Copy every line of the data that contains the string "height".

Stored records:
········
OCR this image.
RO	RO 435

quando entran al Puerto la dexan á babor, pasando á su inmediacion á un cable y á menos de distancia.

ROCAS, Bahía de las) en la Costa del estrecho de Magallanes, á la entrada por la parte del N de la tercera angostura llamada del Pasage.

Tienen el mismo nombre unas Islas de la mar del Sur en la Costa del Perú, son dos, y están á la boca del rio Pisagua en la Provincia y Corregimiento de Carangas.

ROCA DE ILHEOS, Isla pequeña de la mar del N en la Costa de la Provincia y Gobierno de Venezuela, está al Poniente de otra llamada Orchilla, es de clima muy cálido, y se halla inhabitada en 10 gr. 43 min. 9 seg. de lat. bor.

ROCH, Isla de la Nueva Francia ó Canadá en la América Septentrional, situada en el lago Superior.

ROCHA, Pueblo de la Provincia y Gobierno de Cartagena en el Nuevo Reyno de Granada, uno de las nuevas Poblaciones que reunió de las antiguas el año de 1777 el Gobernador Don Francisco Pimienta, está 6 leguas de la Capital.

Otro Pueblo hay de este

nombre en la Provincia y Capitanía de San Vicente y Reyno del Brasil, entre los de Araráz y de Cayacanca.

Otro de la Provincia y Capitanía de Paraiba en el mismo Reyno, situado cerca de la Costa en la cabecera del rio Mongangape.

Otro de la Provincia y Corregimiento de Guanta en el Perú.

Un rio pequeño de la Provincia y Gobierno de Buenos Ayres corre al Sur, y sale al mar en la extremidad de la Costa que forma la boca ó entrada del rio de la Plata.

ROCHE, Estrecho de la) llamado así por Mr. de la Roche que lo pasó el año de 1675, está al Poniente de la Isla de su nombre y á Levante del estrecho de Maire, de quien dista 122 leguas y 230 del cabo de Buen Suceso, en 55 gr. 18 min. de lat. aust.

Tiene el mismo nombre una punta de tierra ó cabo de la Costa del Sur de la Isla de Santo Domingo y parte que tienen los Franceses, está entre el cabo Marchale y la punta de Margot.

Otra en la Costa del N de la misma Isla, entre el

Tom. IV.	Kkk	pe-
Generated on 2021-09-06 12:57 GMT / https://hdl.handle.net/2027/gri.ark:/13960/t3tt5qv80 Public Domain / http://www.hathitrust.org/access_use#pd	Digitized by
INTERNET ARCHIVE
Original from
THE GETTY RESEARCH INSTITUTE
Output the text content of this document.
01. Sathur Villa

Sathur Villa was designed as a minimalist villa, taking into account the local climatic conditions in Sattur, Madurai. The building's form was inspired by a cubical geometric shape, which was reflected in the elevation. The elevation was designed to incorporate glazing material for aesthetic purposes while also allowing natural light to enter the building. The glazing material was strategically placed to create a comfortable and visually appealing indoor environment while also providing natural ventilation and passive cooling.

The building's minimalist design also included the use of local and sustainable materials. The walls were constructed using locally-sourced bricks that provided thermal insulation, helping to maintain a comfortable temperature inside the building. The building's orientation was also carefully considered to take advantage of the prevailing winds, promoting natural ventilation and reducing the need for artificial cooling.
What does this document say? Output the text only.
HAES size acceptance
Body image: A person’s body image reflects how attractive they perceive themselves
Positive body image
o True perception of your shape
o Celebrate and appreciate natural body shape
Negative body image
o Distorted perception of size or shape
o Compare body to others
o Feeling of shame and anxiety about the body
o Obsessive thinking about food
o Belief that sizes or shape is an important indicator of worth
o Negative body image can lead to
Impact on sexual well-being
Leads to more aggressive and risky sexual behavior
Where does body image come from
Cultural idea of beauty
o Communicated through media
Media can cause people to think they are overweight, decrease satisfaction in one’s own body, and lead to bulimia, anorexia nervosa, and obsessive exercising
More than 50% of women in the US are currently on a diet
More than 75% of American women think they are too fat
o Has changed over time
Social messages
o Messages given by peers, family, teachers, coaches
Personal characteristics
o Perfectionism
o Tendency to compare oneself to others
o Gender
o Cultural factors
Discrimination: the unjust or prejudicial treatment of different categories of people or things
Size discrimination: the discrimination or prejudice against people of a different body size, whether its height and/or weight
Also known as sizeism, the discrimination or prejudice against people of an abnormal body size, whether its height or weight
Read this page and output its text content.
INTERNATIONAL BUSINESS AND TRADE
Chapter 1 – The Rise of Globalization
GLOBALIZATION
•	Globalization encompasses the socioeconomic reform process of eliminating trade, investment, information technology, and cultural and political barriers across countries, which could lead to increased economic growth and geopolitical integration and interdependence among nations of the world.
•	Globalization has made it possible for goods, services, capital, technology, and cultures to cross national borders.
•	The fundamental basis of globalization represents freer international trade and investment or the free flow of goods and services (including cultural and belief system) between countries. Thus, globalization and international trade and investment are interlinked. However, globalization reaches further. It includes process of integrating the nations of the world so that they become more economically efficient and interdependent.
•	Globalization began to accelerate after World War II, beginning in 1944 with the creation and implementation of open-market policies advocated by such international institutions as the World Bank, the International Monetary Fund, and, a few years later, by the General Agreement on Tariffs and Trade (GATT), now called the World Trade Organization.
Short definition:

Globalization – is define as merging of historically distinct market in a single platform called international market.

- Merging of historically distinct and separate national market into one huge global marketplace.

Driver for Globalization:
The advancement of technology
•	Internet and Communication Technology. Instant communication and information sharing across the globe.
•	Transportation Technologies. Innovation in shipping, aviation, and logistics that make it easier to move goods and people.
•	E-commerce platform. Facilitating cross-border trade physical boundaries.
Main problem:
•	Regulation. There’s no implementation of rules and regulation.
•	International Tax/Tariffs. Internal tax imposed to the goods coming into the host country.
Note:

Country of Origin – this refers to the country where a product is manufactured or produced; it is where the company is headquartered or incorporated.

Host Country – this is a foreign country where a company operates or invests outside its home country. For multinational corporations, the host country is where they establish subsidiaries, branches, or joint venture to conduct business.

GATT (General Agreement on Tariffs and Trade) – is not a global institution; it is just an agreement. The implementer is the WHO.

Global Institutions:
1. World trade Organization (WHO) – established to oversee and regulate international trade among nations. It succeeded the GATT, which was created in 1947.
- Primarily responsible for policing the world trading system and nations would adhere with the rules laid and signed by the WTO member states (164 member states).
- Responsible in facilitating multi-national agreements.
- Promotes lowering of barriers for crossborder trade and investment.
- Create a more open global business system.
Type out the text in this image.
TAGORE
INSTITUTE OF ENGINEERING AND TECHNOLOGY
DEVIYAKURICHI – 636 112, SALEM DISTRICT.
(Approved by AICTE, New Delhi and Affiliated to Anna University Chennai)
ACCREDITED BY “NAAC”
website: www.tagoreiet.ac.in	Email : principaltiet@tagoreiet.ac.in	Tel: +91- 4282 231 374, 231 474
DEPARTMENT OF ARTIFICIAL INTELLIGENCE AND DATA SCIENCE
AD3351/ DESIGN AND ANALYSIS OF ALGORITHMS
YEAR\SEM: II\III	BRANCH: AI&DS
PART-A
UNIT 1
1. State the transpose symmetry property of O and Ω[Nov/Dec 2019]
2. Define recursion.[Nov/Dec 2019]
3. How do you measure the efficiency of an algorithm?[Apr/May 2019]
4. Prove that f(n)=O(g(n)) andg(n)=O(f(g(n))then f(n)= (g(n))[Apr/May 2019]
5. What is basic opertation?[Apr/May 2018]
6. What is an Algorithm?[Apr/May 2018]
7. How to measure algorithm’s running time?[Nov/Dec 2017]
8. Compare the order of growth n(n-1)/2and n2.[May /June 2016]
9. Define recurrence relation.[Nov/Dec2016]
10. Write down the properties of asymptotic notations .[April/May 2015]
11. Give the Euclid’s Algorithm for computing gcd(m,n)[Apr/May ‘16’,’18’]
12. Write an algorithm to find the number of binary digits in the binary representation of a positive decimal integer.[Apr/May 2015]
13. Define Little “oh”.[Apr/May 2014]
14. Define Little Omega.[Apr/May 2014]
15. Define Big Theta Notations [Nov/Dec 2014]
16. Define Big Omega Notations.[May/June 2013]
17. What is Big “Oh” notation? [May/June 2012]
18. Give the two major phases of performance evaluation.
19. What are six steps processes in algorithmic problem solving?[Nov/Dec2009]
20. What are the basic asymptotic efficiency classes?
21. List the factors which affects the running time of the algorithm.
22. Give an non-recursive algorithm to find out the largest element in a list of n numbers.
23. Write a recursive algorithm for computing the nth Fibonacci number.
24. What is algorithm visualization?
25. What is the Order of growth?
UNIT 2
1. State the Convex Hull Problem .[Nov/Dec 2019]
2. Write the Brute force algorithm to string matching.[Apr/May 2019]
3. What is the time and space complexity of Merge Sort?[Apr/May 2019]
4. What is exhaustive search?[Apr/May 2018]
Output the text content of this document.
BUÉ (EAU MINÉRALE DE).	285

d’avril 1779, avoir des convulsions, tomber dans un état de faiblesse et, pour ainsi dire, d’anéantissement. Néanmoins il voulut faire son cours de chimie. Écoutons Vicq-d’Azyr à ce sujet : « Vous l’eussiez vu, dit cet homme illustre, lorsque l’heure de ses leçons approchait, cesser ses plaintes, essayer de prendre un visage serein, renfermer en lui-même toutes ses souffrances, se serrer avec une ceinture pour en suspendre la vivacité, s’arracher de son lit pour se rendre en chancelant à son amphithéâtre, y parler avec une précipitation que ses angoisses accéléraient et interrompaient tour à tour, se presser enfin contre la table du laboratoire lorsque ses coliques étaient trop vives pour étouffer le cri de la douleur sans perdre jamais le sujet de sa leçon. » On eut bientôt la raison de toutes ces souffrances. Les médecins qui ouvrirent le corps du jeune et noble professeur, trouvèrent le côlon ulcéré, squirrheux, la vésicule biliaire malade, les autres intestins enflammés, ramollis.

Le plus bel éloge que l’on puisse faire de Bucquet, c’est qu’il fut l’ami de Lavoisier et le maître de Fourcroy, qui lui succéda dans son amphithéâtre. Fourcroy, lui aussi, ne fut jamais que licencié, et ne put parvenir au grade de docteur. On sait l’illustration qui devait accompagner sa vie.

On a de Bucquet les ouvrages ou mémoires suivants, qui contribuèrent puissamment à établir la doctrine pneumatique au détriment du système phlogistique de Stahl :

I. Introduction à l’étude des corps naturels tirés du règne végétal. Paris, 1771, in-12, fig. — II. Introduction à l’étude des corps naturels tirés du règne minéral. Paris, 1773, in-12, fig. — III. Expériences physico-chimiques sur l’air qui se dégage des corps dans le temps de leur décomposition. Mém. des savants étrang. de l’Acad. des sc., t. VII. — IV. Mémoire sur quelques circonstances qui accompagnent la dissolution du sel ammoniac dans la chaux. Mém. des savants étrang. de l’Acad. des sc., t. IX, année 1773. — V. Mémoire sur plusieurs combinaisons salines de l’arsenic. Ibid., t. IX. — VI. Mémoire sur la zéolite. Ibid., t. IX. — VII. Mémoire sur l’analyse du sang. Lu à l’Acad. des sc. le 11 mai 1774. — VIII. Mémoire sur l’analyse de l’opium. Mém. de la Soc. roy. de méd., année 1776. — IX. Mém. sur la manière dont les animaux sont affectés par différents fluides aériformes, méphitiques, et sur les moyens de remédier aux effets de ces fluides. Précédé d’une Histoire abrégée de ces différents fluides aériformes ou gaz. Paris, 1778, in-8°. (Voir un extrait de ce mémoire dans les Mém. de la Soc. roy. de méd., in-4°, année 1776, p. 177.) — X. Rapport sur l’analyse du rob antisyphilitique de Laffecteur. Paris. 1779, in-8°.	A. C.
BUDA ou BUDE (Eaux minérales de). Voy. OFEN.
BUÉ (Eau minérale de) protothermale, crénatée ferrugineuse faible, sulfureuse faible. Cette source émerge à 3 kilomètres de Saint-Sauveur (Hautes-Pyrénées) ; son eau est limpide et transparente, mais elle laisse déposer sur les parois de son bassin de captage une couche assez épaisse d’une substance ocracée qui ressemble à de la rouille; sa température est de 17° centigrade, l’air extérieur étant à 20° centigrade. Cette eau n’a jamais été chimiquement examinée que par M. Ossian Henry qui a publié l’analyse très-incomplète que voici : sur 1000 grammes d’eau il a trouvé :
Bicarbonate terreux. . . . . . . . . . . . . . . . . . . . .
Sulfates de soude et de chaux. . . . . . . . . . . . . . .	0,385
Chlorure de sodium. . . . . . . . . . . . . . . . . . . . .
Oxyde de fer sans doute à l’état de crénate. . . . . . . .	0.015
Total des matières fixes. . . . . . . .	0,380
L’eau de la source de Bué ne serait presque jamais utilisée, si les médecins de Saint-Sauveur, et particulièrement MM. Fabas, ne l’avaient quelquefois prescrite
········
- Worked answer
Size discrimination: the discrimination or prejudice against people of a different body size, whether its height and/or weight
Also known as sizeism, the discrimination or prejudice against people of an abnormal body size, whether its height or weight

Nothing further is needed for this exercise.